_Task prompt_. Render every line of the items below as a numbered list, omitting any blank lines.

_Records shown_.
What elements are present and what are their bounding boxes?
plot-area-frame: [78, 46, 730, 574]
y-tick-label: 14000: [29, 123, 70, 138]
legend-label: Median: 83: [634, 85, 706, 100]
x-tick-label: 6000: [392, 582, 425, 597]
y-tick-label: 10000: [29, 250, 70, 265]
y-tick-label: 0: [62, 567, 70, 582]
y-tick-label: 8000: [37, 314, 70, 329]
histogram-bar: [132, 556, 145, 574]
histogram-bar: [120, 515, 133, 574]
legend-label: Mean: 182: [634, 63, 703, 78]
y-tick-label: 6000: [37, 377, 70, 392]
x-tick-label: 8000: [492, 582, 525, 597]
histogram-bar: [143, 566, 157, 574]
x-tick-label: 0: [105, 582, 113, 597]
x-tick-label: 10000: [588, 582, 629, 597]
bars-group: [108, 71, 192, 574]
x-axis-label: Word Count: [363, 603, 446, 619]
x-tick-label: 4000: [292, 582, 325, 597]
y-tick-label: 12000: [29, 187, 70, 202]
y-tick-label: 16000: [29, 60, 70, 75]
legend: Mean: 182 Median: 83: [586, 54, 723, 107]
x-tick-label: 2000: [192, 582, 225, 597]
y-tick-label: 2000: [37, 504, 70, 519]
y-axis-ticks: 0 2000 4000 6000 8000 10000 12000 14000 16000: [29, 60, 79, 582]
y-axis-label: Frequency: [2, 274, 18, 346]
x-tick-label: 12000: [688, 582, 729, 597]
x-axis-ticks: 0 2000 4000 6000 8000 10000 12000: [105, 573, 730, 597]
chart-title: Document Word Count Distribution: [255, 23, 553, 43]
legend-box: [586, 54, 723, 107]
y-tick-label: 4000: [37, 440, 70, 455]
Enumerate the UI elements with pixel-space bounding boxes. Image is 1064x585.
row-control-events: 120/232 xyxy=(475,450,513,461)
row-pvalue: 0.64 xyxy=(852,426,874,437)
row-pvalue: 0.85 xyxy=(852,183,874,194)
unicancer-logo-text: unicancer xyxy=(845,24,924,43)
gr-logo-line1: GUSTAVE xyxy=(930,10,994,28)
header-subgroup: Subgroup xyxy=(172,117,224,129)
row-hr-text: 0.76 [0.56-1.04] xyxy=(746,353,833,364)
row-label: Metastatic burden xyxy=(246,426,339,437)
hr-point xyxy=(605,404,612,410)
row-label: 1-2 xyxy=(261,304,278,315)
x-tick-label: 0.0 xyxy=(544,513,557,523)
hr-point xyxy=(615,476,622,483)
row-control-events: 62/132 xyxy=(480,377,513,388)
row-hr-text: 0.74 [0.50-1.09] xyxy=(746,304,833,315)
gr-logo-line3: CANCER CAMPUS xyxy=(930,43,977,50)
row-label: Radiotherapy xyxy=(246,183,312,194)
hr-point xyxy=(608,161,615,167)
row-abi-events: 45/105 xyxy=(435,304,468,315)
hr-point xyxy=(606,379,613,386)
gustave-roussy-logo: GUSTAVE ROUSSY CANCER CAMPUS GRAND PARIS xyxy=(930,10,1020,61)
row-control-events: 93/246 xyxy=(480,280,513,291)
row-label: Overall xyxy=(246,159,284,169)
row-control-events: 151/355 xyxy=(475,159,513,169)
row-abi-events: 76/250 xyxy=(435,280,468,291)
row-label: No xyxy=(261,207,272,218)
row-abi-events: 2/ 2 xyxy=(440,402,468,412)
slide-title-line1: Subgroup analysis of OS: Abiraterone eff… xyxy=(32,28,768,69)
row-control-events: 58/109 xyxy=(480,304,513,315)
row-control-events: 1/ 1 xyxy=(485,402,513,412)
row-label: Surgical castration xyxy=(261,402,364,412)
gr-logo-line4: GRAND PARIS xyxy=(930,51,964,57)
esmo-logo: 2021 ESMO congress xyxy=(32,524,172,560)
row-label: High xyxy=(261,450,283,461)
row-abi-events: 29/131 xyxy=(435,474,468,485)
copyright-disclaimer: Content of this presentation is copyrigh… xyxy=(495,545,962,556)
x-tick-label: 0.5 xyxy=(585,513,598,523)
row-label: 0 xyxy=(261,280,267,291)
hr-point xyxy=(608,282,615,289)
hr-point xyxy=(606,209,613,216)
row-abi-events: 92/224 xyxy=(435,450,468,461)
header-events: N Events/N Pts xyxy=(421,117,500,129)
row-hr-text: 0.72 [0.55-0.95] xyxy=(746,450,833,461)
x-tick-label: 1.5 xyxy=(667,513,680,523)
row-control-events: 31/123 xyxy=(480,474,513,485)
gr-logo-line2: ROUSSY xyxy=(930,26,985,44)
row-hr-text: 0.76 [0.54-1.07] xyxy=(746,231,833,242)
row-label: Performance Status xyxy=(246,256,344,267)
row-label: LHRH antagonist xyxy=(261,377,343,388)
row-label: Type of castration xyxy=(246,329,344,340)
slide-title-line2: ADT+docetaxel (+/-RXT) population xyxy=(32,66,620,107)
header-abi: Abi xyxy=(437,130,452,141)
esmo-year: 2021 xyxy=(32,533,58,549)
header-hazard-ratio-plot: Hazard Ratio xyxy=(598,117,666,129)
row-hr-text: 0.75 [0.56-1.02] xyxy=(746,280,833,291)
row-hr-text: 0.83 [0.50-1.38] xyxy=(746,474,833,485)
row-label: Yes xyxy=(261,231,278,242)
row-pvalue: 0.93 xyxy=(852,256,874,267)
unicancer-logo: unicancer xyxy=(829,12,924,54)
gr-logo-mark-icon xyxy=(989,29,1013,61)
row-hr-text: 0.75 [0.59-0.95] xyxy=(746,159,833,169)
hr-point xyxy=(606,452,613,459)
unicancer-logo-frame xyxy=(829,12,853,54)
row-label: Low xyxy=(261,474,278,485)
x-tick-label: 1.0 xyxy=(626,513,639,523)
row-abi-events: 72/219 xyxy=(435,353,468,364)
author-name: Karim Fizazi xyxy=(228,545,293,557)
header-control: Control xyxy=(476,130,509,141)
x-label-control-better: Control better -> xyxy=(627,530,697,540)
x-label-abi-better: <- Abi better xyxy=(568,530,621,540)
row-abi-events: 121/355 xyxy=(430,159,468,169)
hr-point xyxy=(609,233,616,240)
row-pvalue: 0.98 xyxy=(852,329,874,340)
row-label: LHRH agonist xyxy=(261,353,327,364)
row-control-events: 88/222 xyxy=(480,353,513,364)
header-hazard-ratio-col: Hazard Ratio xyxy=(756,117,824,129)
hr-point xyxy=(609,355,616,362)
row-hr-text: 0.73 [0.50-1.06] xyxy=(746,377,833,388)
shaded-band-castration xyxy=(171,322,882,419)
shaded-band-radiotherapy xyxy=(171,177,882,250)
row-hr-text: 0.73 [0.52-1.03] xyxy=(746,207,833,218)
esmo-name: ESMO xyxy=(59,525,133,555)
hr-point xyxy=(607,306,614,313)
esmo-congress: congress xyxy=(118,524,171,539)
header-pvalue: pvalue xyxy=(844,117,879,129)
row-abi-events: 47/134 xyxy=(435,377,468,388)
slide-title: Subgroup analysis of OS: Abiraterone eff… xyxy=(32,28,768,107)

_Answer below_.
1. What elements are present and what are their bounding boxes?
2. plot-area-frame: [78, 46, 730, 574]
3. y-tick-label: 14000: [29, 123, 70, 138]
4. legend-label: Median: 83: [634, 85, 706, 100]
5. x-tick-label: 6000: [392, 582, 425, 597]
6. y-tick-label: 10000: [29, 250, 70, 265]
7. y-tick-label: 0: [62, 567, 70, 582]
8. y-tick-label: 8000: [37, 314, 70, 329]
9. histogram-bar: [132, 556, 145, 574]
10. histogram-bar: [120, 515, 133, 574]
11. legend-label: Mean: 182: [634, 63, 703, 78]
12. y-tick-label: 6000: [37, 377, 70, 392]
13. x-tick-label: 8000: [492, 582, 525, 597]
14. histogram-bar: [143, 566, 157, 574]
15. x-tick-label: 0: [105, 582, 113, 597]
16. x-tick-label: 10000: [588, 582, 629, 597]
17. bars-group: [108, 71, 192, 574]
18. x-axis-label: Word Count: [363, 603, 446, 619]
19. x-tick-label: 4000: [292, 582, 325, 597]
20. y-tick-label: 12000: [29, 187, 70, 202]
21. y-tick-label: 16000: [29, 60, 70, 75]
22. legend: Mean: 182 Median: 83: [586, 54, 723, 107]
23. x-tick-label: 2000: [192, 582, 225, 597]
24. y-tick-label: 2000: [37, 504, 70, 519]
25. y-axis-ticks: 0 2000 4000 6000 8000 10000 12000 14000 16000: [29, 60, 79, 582]
26. y-axis-label: Frequency: [2, 274, 18, 346]
27. x-tick-label: 12000: [688, 582, 729, 597]
28. x-axis-ticks: 0 2000 4000 6000 8000 10000 12000: [105, 573, 730, 597]
29. chart-title: Document Word Count Distribution: [255, 23, 553, 43]
30. legend-box: [586, 54, 723, 107]
31. y-tick-label: 4000: [37, 440, 70, 455]
32. Enumerate the UI elements with pixel-space bounding boxes. Image is 1064x585.
33. row-control-events: 120/232 xyxy=(475,450,513,461)
34. row-pvalue: 0.64 xyxy=(852,426,874,437)
35. row-pvalue: 0.85 xyxy=(852,183,874,194)
36. unicancer-logo-text: unicancer xyxy=(845,24,924,43)
37. gr-logo-line1: GUSTAVE xyxy=(930,10,994,28)
38. header-subgroup: Subgroup xyxy=(172,117,224,129)
39. row-hr-text: 0.76 [0.56-1.04] xyxy=(746,353,833,364)
40. row-label: Metastatic burden xyxy=(246,426,339,437)
41. hr-point xyxy=(605,404,612,410)
42. row-label: 1-2 xyxy=(261,304,278,315)
43. x-tick-label: 0.0 xyxy=(544,513,557,523)
44. hr-point xyxy=(615,476,622,483)
45. row-control-events: 62/132 xyxy=(480,377,513,388)
46. row-hr-text: 0.74 [0.50-1.09] xyxy=(746,304,833,315)
47. gr-logo-line3: CANCER CAMPUS xyxy=(930,43,977,50)
48. row-label: Radiotherapy xyxy=(246,183,312,194)
49. hr-point xyxy=(608,161,615,167)
50. row-abi-events: 45/105 xyxy=(435,304,468,315)
51. hr-point xyxy=(606,379,613,386)
52. gustave-roussy-logo: GUSTAVE ROUSSY CANCER CAMPUS GRAND PARIS xyxy=(930,10,1020,61)
53. row-control-events: 93/246 xyxy=(480,280,513,291)
54. row-label: Overall xyxy=(246,159,284,169)
55. row-control-events: 151/355 xyxy=(475,159,513,169)
56. row-abi-events: 76/250 xyxy=(435,280,468,291)
57. row-label: No xyxy=(261,207,272,218)
58. row-abi-events: 2/ 2 xyxy=(440,402,468,412)
59. slide-title-line1: Subgroup analysis of OS: Abiraterone eff… xyxy=(32,28,768,69)
60. row-control-events: 58/109 xyxy=(480,304,513,315)
61. row-control-events: 1/ 1 xyxy=(485,402,513,412)
62. row-label: Surgical castration xyxy=(261,402,364,412)
63. gr-logo-line4: GRAND PARIS xyxy=(930,51,964,57)
64. esmo-logo: 2021 ESMO congress xyxy=(32,524,172,560)
65. row-label: High xyxy=(261,450,283,461)
66. row-abi-events: 29/131 xyxy=(435,474,468,485)
67. copyright-disclaimer: Content of this presentation is copyrigh… xyxy=(495,545,962,556)
68. x-tick-label: 0.5 xyxy=(585,513,598,523)
69. row-label: 0 xyxy=(261,280,267,291)
70. hr-point xyxy=(608,282,615,289)
71. hr-point xyxy=(606,209,613,216)
72. row-abi-events: 92/224 xyxy=(435,450,468,461)
73. header-events: N Events/N Pts xyxy=(421,117,500,129)
74. row-hr-text: 0.72 [0.55-0.95] xyxy=(746,450,833,461)
75. x-tick-label: 1.5 xyxy=(667,513,680,523)
76. row-control-events: 31/123 xyxy=(480,474,513,485)
77. gr-logo-line2: ROUSSY xyxy=(930,26,985,44)
78. row-hr-text: 0.76 [0.54-1.07] xyxy=(746,231,833,242)
79. row-label: Performance Status xyxy=(246,256,344,267)
80. row-label: LHRH antagonist xyxy=(261,377,343,388)
81. row-label: Type of castration xyxy=(246,329,344,340)
82. slide-title-line2: ADT+docetaxel (+/-RXT) population xyxy=(32,66,620,107)
83. header-abi: Abi xyxy=(437,130,452,141)
84. esmo-year: 2021 xyxy=(32,533,58,549)
85. header-hazard-ratio-plot: Hazard Ratio xyxy=(598,117,666,129)
86. row-hr-text: 0.75 [0.56-1.02] xyxy=(746,280,833,291)
87. row-hr-text: 0.83 [0.50-1.38] xyxy=(746,474,833,485)
88. row-label: Yes xyxy=(261,231,278,242)
89. row-pvalue: 0.93 xyxy=(852,256,874,267)
90. unicancer-logo: unicancer xyxy=(829,12,924,54)
91. gr-logo-mark-icon xyxy=(989,29,1013,61)
92. row-hr-text: 0.75 [0.59-0.95] xyxy=(746,159,833,169)
93. hr-point xyxy=(606,452,613,459)
94. unicancer-logo-frame xyxy=(829,12,853,54)
95. row-label: Low xyxy=(261,474,278,485)
96. x-tick-label: 1.0 xyxy=(626,513,639,523)
97. row-abi-events: 72/219 xyxy=(435,353,468,364)
98. author-name: Karim Fizazi xyxy=(228,545,293,557)
99. header-control: Control xyxy=(476,130,509,141)
100. x-label-control-better: Control better -> xyxy=(627,530,697,540)
101. x-label-abi-better: <- Abi better xyxy=(568,530,621,540)
102. row-abi-events: 121/355 xyxy=(430,159,468,169)
103. hr-point xyxy=(609,233,616,240)
104. row-pvalue: 0.98 xyxy=(852,329,874,340)
105. row-label: LHRH agonist xyxy=(261,353,327,364)
106. row-control-events: 88/222 xyxy=(480,353,513,364)
107. header-hazard-ratio-col: Hazard Ratio xyxy=(756,117,824,129)
108. hr-point xyxy=(609,355,616,362)
109. row-hr-text: 0.73 [0.50-1.06] xyxy=(746,377,833,388)
110. shaded-band-castration xyxy=(171,322,882,419)
111. shaded-band-radiotherapy xyxy=(171,177,882,250)
112. row-hr-text: 0.73 [0.52-1.03] xyxy=(746,207,833,218)
113. esmo-name: ESMO xyxy=(59,525,133,555)
114. hr-point xyxy=(607,306,614,313)
115. esmo-congress: congress xyxy=(118,524,171,539)
116. header-pvalue: pvalue xyxy=(844,117,879,129)
117. row-abi-events: 47/134 xyxy=(435,377,468,388)
118. slide-title: Subgroup analysis of OS: Abiraterone eff… xyxy=(32,28,768,107)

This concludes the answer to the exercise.